§ Task objective:
Each entry below is to be given again word for word, with no pictures.
--- BEGIN Rows ---
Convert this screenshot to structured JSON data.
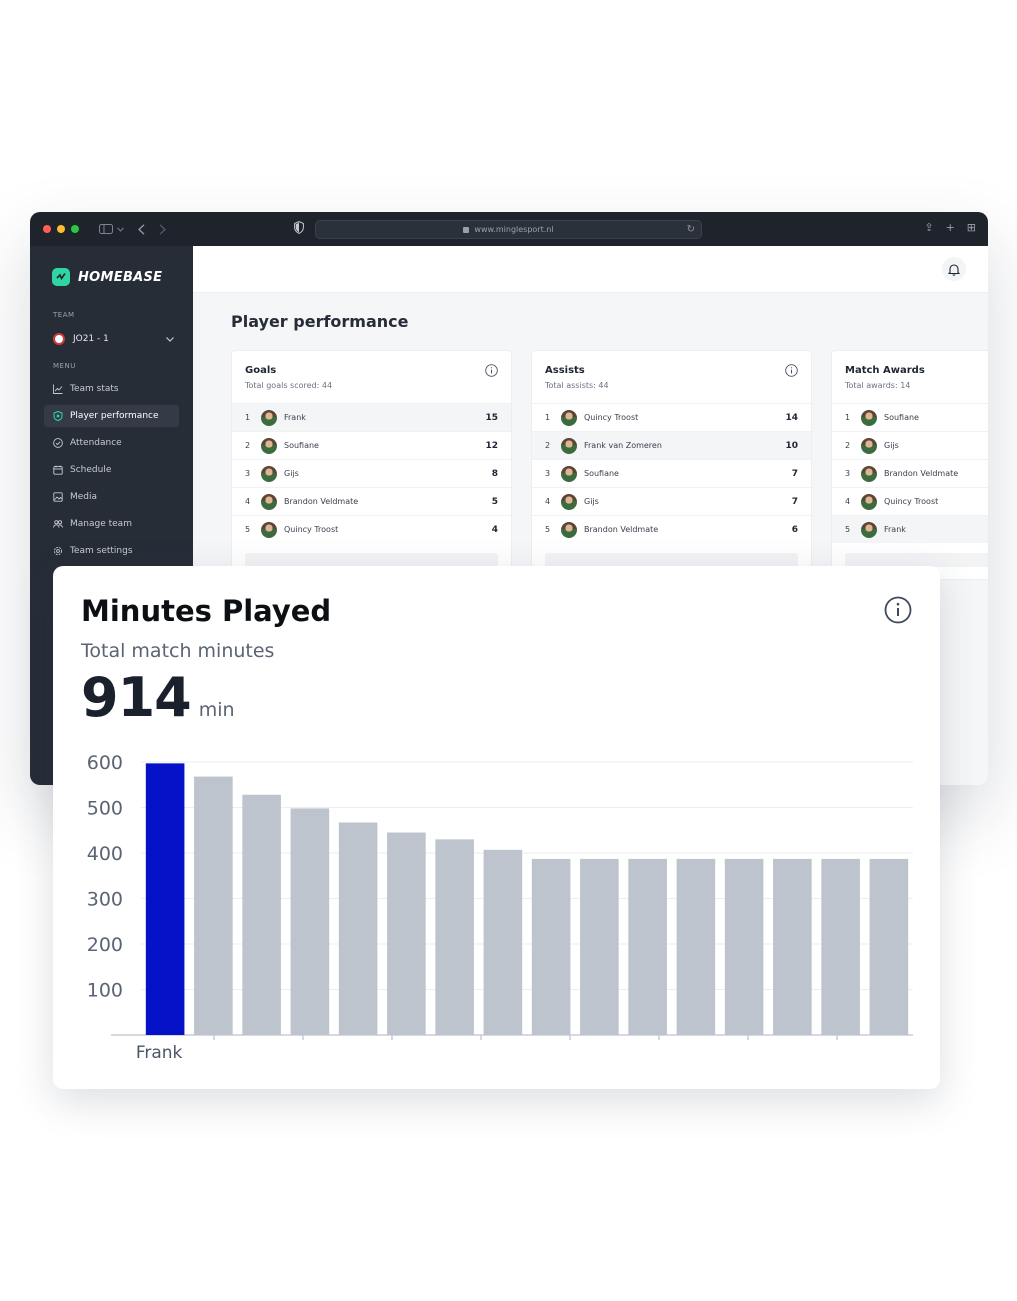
{
  "browser": {
    "url": "www.minglesport.nl"
  },
  "sidebar": {
    "logo": "HOMEBASE",
    "team_label": "TEAM",
    "team_name": "JO21 - 1",
    "menu_label": "MENU",
    "items": [
      {
        "label": "Team stats",
        "icon": "chart-line-icon"
      },
      {
        "label": "Player performance",
        "icon": "shield-icon",
        "active": true
      },
      {
        "label": "Attendance",
        "icon": "check-circle-icon"
      },
      {
        "label": "Schedule",
        "icon": "calendar-icon"
      },
      {
        "label": "Media",
        "icon": "image-icon"
      },
      {
        "label": "Manage team",
        "icon": "users-icon"
      },
      {
        "label": "Team settings",
        "icon": "gear-icon"
      }
    ]
  },
  "page": {
    "title": "Player performance"
  },
  "cards": [
    {
      "title": "Goals",
      "subtitle": "Total goals scored: 44",
      "rows": [
        {
          "rank": "1",
          "name": "Frank",
          "value": "15"
        },
        {
          "rank": "2",
          "name": "Soufiane",
          "value": "12"
        },
        {
          "rank": "3",
          "name": "Gijs",
          "value": "8"
        },
        {
          "rank": "4",
          "name": "Brandon Veldmate",
          "value": "5"
        },
        {
          "rank": "5",
          "name": "Quincy Troost",
          "value": "4"
        }
      ]
    },
    {
      "title": "Assists",
      "subtitle": "Total assists: 44",
      "rows": [
        {
          "rank": "1",
          "name": "Quincy Troost",
          "value": "14"
        },
        {
          "rank": "2",
          "name": "Frank van Zomeren",
          "value": "10"
        },
        {
          "rank": "3",
          "name": "Soufiane",
          "value": "7"
        },
        {
          "rank": "4",
          "name": "Gijs",
          "value": "7"
        },
        {
          "rank": "5",
          "name": "Brandon Veldmate",
          "value": "6"
        }
      ]
    },
    {
      "title": "Match Awards",
      "subtitle": "Total awards: 14",
      "rows": [
        {
          "rank": "1",
          "name": "Soufiane",
          "value": ""
        },
        {
          "rank": "2",
          "name": "Gijs",
          "value": ""
        },
        {
          "rank": "3",
          "name": "Brandon Veldmate",
          "value": ""
        },
        {
          "rank": "4",
          "name": "Quincy Troost",
          "value": ""
        },
        {
          "rank": "5",
          "name": "Frank",
          "value": ""
        }
      ]
    }
  ],
  "minutes_card": {
    "title": "Minutes Played",
    "subtitle": "Total match minutes",
    "total": "914",
    "unit": "min"
  },
  "chart_data": {
    "type": "bar",
    "categories": [
      "Frank",
      "",
      "",
      "",
      "",
      "",
      "",
      "",
      "",
      "",
      "",
      "",
      "",
      "",
      "",
      ""
    ],
    "values": [
      597,
      568,
      528,
      498,
      467,
      445,
      430,
      407,
      387,
      387,
      387,
      387,
      387,
      387,
      387,
      387
    ],
    "highlight_index": 0,
    "yticks": [
      100,
      200,
      300,
      400,
      500,
      600
    ],
    "ylim": [
      0,
      600
    ],
    "grid": true,
    "colors": {
      "highlight": "#0512c7",
      "bar": "#bec4ce",
      "grid": "#eceef1"
    }
  }
}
--- END Rows ---
§ Solution below:
Convert this screenshot to structured JSON data.
{
  "browser": {
    "url": "www.minglesport.nl"
  },
  "sidebar": {
    "logo": "HOMEBASE",
    "team_label": "TEAM",
    "team_name": "JO21 - 1",
    "menu_label": "MENU",
    "items": [
      {
        "label": "Team stats",
        "icon": "chart-line-icon"
      },
      {
        "label": "Player performance",
        "icon": "shield-icon",
        "active": true
      },
      {
        "label": "Attendance",
        "icon": "check-circle-icon"
      },
      {
        "label": "Schedule",
        "icon": "calendar-icon"
      },
      {
        "label": "Media",
        "icon": "image-icon"
      },
      {
        "label": "Manage team",
        "icon": "users-icon"
      },
      {
        "label": "Team settings",
        "icon": "gear-icon"
      }
    ]
  },
  "page": {
    "title": "Player performance"
  },
  "cards": [
    {
      "title": "Goals",
      "subtitle": "Total goals scored: 44",
      "rows": [
        {
          "rank": "1",
          "name": "Frank",
          "value": "15"
        },
        {
          "rank": "2",
          "name": "Soufiane",
          "value": "12"
        },
        {
          "rank": "3",
          "name": "Gijs",
          "value": "8"
        },
        {
          "rank": "4",
          "name": "Brandon Veldmate",
          "value": "5"
        },
        {
          "rank": "5",
          "name": "Quincy Troost",
          "value": "4"
        }
      ]
    },
    {
      "title": "Assists",
      "subtitle": "Total assists: 44",
      "rows": [
        {
          "rank": "1",
          "name": "Quincy Troost",
          "value": "14"
        },
        {
          "rank": "2",
          "name": "Frank van Zomeren",
          "value": "10"
        },
        {
          "rank": "3",
          "name": "Soufiane",
          "value": "7"
        },
        {
          "rank": "4",
          "name": "Gijs",
          "value": "7"
        },
        {
          "rank": "5",
          "name": "Brandon Veldmate",
          "value": "6"
        }
      ]
    },
    {
      "title": "Match Awards",
      "subtitle": "Total awards: 14",
      "rows": [
        {
          "rank": "1",
          "name": "Soufiane",
          "value": ""
        },
        {
          "rank": "2",
          "name": "Gijs",
          "value": ""
        },
        {
          "rank": "3",
          "name": "Brandon Veldmate",
          "value": ""
        },
        {
          "rank": "4",
          "name": "Quincy Troost",
          "value": ""
        },
        {
          "rank": "5",
          "name": "Frank",
          "value": ""
        }
      ]
    }
  ],
  "minutes_card": {
    "title": "Minutes Played",
    "subtitle": "Total match minutes",
    "total": "914",
    "unit": "min"
  },
  "chart_data": {
    "type": "bar",
    "categories": [
      "Frank",
      "",
      "",
      "",
      "",
      "",
      "",
      "",
      "",
      "",
      "",
      "",
      "",
      "",
      "",
      ""
    ],
    "values": [
      597,
      568,
      528,
      498,
      467,
      445,
      430,
      407,
      387,
      387,
      387,
      387,
      387,
      387,
      387,
      387
    ],
    "highlight_index": 0,
    "yticks": [
      100,
      200,
      300,
      400,
      500,
      600
    ],
    "ylim": [
      0,
      600
    ],
    "grid": true,
    "colors": {
      "highlight": "#0512c7",
      "bar": "#bec4ce",
      "grid": "#eceef1"
    }
  }
}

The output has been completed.